* [WHAT IS REQUIRED]:
In all the items below, swap "size-val" for "size-value" and give every line again with nothing else changed. Leave the pictures out of your answer.

Element and coordinate items
<<<<
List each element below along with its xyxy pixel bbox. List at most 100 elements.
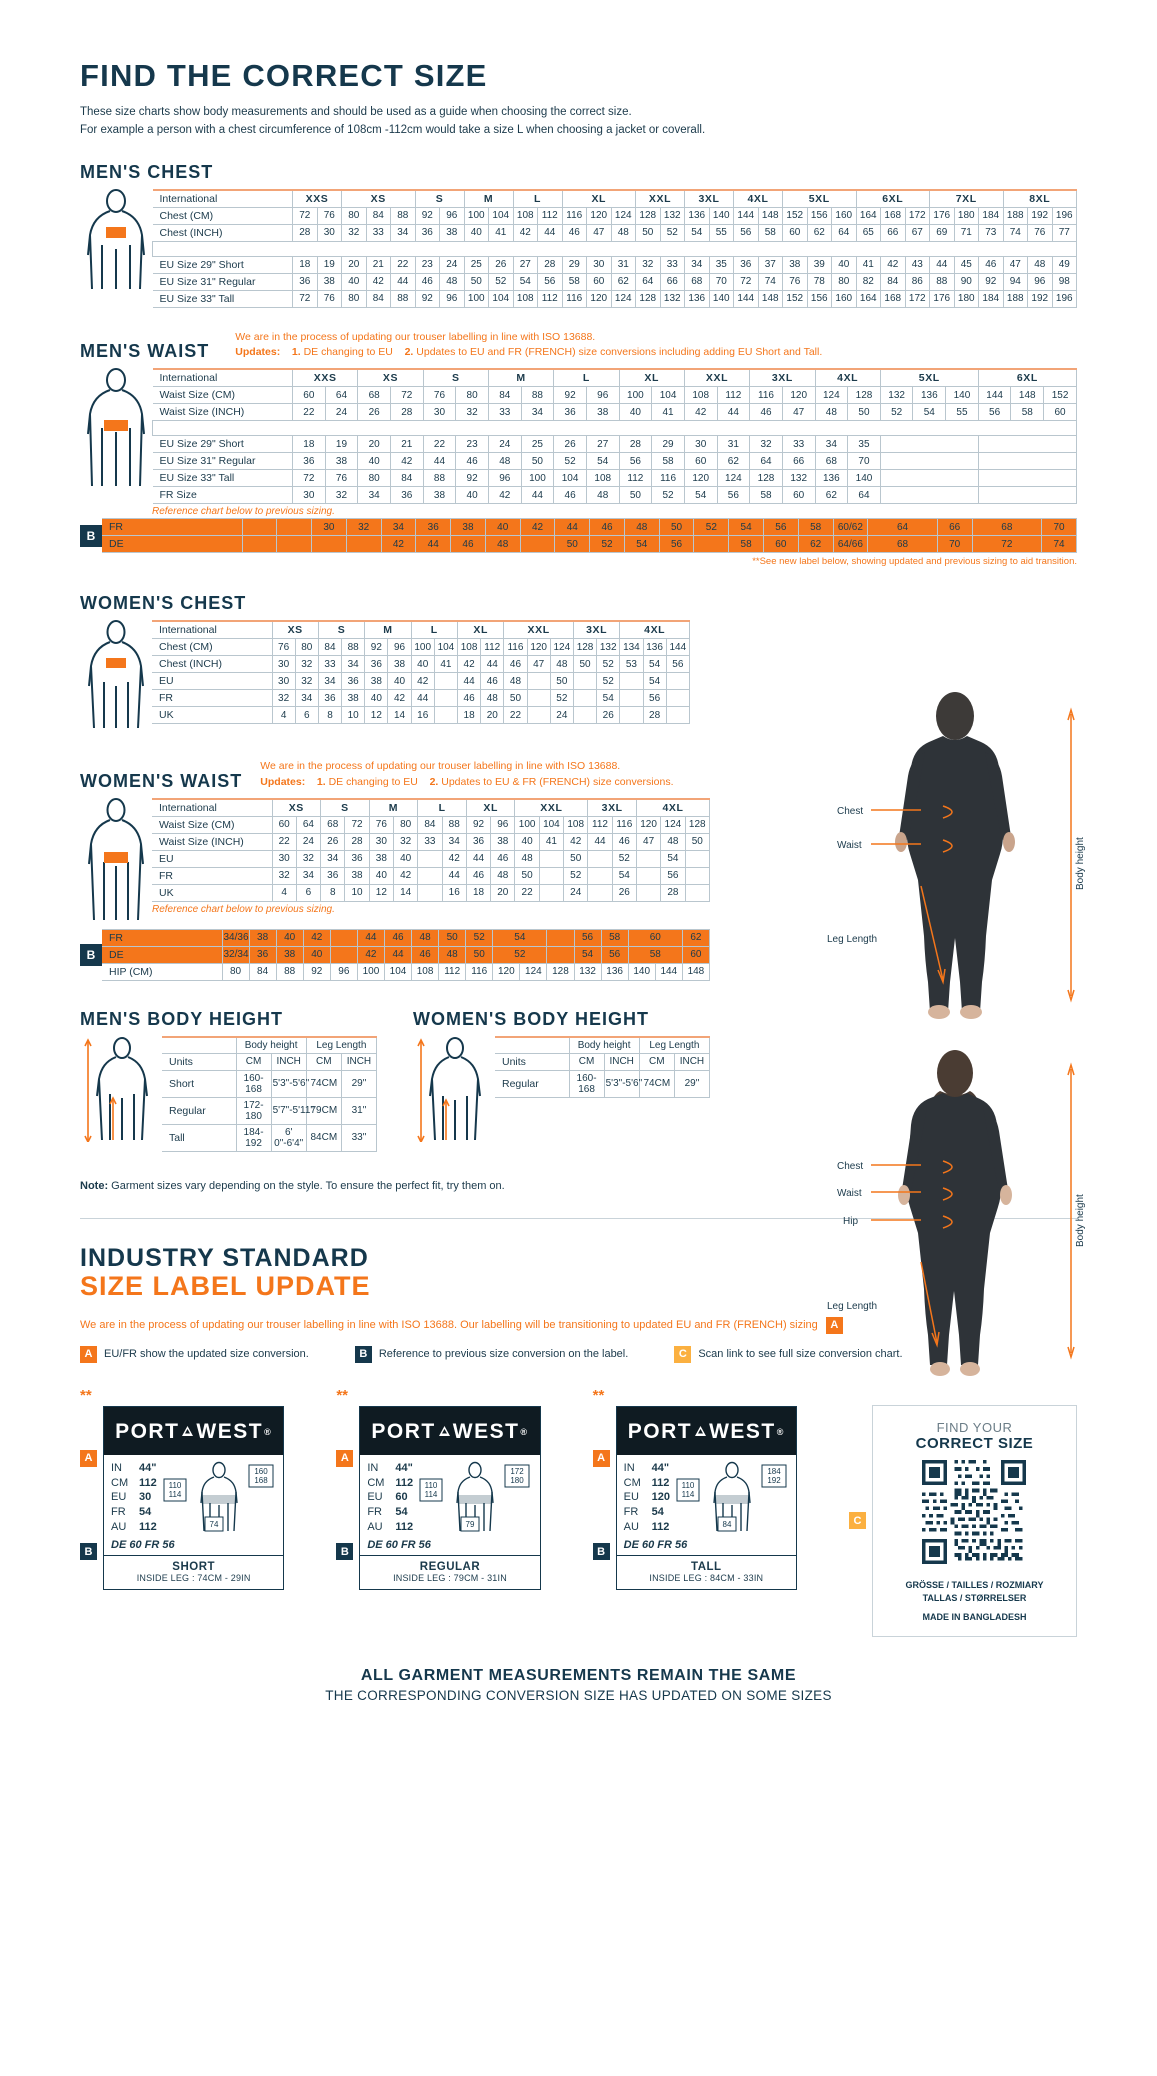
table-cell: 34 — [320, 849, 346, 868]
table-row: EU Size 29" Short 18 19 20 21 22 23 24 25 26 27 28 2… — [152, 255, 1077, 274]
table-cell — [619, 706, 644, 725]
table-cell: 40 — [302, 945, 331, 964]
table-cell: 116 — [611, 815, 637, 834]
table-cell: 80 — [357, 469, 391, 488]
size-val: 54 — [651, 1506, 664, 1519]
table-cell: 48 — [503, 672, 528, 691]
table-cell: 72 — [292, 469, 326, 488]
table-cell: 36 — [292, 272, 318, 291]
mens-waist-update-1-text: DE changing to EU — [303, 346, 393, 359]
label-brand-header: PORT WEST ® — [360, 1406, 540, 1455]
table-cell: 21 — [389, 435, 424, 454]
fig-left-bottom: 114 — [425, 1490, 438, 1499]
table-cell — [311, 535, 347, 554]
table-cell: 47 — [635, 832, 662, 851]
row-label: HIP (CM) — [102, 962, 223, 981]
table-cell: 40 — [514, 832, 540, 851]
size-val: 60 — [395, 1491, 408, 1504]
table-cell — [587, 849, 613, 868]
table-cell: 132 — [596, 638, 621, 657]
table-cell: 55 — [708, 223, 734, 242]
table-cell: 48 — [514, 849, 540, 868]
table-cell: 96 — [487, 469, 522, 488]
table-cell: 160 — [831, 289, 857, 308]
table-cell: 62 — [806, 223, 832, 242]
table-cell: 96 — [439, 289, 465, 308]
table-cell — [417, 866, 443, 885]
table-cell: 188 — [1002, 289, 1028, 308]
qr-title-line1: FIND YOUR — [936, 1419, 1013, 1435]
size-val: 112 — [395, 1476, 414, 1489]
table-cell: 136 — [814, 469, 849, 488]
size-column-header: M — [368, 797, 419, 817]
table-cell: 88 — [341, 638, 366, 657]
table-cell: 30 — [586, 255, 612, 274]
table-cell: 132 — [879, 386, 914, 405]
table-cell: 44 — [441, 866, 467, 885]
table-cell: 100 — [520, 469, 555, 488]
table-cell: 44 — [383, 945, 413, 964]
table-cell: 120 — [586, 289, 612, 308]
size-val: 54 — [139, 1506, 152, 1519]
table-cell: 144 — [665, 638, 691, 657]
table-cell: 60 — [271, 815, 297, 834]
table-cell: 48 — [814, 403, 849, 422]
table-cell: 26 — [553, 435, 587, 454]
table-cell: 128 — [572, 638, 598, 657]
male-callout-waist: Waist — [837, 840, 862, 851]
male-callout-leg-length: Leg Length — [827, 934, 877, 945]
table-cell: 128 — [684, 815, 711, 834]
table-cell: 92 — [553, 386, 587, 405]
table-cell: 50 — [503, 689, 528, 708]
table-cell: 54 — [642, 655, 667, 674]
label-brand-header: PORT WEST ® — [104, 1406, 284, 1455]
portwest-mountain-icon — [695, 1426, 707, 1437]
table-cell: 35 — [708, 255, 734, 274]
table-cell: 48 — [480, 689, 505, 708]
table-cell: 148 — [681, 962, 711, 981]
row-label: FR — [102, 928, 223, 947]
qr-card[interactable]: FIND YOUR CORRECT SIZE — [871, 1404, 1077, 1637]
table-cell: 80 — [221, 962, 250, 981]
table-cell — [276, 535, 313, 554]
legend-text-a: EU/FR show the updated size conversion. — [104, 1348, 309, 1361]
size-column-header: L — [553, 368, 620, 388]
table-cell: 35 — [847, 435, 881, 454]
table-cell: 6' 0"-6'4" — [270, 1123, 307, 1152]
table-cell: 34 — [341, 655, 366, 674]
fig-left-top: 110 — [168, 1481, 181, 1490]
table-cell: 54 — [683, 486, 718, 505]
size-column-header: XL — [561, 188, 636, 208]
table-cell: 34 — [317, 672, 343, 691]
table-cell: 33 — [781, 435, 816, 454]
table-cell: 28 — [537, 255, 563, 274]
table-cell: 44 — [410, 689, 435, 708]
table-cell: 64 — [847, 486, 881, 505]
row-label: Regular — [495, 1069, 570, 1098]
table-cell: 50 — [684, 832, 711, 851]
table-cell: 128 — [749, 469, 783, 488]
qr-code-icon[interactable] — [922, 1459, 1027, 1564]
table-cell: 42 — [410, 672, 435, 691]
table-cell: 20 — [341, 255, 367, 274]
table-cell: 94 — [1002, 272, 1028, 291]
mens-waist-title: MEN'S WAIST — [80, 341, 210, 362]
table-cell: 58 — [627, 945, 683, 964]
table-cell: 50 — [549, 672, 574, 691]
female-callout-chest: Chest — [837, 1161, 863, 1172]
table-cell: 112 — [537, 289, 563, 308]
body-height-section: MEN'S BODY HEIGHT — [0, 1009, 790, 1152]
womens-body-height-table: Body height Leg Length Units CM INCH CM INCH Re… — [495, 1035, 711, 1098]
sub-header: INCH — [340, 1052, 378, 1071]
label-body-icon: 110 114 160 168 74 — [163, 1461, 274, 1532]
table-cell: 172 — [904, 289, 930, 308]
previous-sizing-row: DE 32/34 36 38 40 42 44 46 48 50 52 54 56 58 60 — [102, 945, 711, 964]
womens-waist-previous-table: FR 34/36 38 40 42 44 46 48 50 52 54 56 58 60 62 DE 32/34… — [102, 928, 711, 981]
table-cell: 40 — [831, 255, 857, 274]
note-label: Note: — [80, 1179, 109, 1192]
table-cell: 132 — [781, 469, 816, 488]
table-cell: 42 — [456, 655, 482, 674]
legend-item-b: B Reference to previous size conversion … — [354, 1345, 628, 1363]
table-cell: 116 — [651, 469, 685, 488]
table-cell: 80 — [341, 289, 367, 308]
>>>>
* [RESPONSE BELOW]:
List each element below along with its xyxy pixel bbox. List at most 100 elements.
table-cell: 34 — [320, 849, 346, 868]
table-row: EU Size 29" Short 18 19 20 21 22 23 24 25 26 27 28 2… — [152, 255, 1077, 274]
table-cell — [619, 706, 644, 725]
table-cell: 40 — [302, 945, 331, 964]
table-cell: 116 — [611, 815, 637, 834]
table-cell: 80 — [357, 469, 391, 488]
size-value: 54 — [651, 1506, 664, 1519]
table-cell: 48 — [503, 672, 528, 691]
table-cell: 72 — [292, 469, 326, 488]
table-cell: 36 — [292, 272, 318, 291]
mens-waist-update-1-text: DE changing to EU — [303, 346, 393, 359]
label-brand-header: PORT WEST ® — [360, 1406, 540, 1455]
table-cell: 21 — [389, 435, 424, 454]
fig-left-bottom: 114 — [425, 1490, 438, 1499]
table-cell — [311, 535, 347, 554]
table-cell: 47 — [635, 832, 662, 851]
row-label: HIP (CM) — [102, 962, 223, 981]
table-cell: 40 — [514, 832, 540, 851]
size-value: 60 — [395, 1491, 408, 1504]
table-cell — [587, 849, 613, 868]
table-cell: 132 — [596, 638, 621, 657]
table-cell: 55 — [708, 223, 734, 242]
table-cell: 48 — [514, 849, 540, 868]
table-cell: 96 — [487, 469, 522, 488]
table-cell: 160 — [831, 289, 857, 308]
table-cell: 62 — [806, 223, 832, 242]
table-cell: 96 — [439, 289, 465, 308]
table-cell — [417, 866, 443, 885]
table-cell: 188 — [1002, 289, 1028, 308]
qr-title-line1: FIND YOUR — [936, 1419, 1013, 1435]
size-value: 112 — [395, 1476, 414, 1489]
table-cell: 136 — [814, 469, 849, 488]
size-column-header: M — [368, 797, 419, 817]
table-cell: 88 — [341, 638, 366, 657]
table-cell: 30 — [586, 255, 612, 274]
table-cell: 132 — [879, 386, 914, 405]
table-cell: 44 — [441, 866, 467, 885]
table-cell: 100 — [520, 469, 555, 488]
table-cell: 44 — [383, 945, 413, 964]
table-cell: 120 — [586, 289, 612, 308]
size-value: 54 — [139, 1506, 152, 1519]
table-cell: 144 — [665, 638, 691, 657]
table-cell: 60 — [271, 815, 297, 834]
table-cell: 48 — [814, 403, 849, 422]
table-cell: 26 — [553, 435, 587, 454]
table-cell: 128 — [572, 638, 598, 657]
male-callout-waist: Waist — [837, 840, 862, 851]
male-callout-leg-length: Leg Length — [827, 934, 877, 945]
table-cell: 128 — [684, 815, 711, 834]
table-cell: 92 — [553, 386, 587, 405]
table-cell: 50 — [503, 689, 528, 708]
table-cell: 54 — [642, 655, 667, 674]
label-brand-header: PORT WEST ® — [104, 1406, 284, 1455]
portwest-mountain-icon — [695, 1426, 707, 1437]
table-cell: 35 — [708, 255, 734, 274]
table-cell: 48 — [480, 689, 505, 708]
table-cell: 148 — [681, 962, 711, 981]
row-label: FR — [102, 928, 223, 947]
qr-card[interactable]: FIND YOUR CORRECT SIZE — [871, 1404, 1077, 1637]
table-cell: 80 — [221, 962, 250, 981]
table-cell — [276, 535, 313, 554]
legend-text-a: EU/FR show the updated size conversion. — [104, 1348, 309, 1361]
size-column-header: L — [553, 368, 620, 388]
table-cell: 35 — [847, 435, 881, 454]
table-cell: 6' 0"-6'4" — [270, 1123, 307, 1152]
table-cell: 34 — [341, 655, 366, 674]
fig-left-top: 110 — [168, 1481, 181, 1490]
table-cell: 54 — [683, 486, 718, 505]
size-column-header: XL — [561, 188, 636, 208]
table-cell: 34 — [317, 672, 343, 691]
table-cell: 33 — [781, 435, 816, 454]
table-cell: 28 — [537, 255, 563, 274]
table-cell: 44 — [410, 689, 435, 708]
table-cell: 64 — [847, 486, 881, 505]
row-label: Regular — [495, 1069, 570, 1098]
table-cell: 50 — [684, 832, 711, 851]
table-cell: 128 — [749, 469, 783, 488]
qr-code-icon[interactable] — [922, 1459, 1027, 1564]
table-cell: 42 — [410, 672, 435, 691]
table-cell: 20 — [341, 255, 367, 274]
table-cell: 94 — [1002, 272, 1028, 291]
mens-waist-title: MEN'S WAIST — [80, 341, 210, 362]
table-cell: 58 — [627, 945, 683, 964]
table-cell: 50 — [549, 672, 574, 691]
female-callout-chest: Chest — [837, 1161, 863, 1172]
table-cell: 112 — [537, 289, 563, 308]
body-height-section: MEN'S BODY HEIGHT — [0, 1009, 790, 1152]
womens-body-height-table: Body height Leg Length Units CM INCH CM INCH Re… — [495, 1035, 711, 1098]
sub-header: INCH — [340, 1052, 378, 1071]
label-body-icon: 110 114 160 168 74 — [163, 1461, 274, 1532]
table-cell: 172 — [904, 289, 930, 308]
previous-sizing-row: DE 32/34 36 38 40 42 44 46 48 50 52 54 56 58 60 — [102, 945, 711, 964]
womens-waist-previous-table: FR 34/36 38 40 42 44 46 48 50 52 54 56 58 60 62 DE 32/34… — [102, 928, 711, 981]
table-cell: 40 — [831, 255, 857, 274]
note-label: Note: — [80, 1179, 109, 1192]
table-cell: 132 — [781, 469, 816, 488]
table-cell: 42 — [456, 655, 482, 674]
legend-item-b: B Reference to previous size conversion … — [354, 1345, 628, 1363]
table-cell: 116 — [651, 469, 685, 488]
table-cell: 80 — [341, 289, 367, 308]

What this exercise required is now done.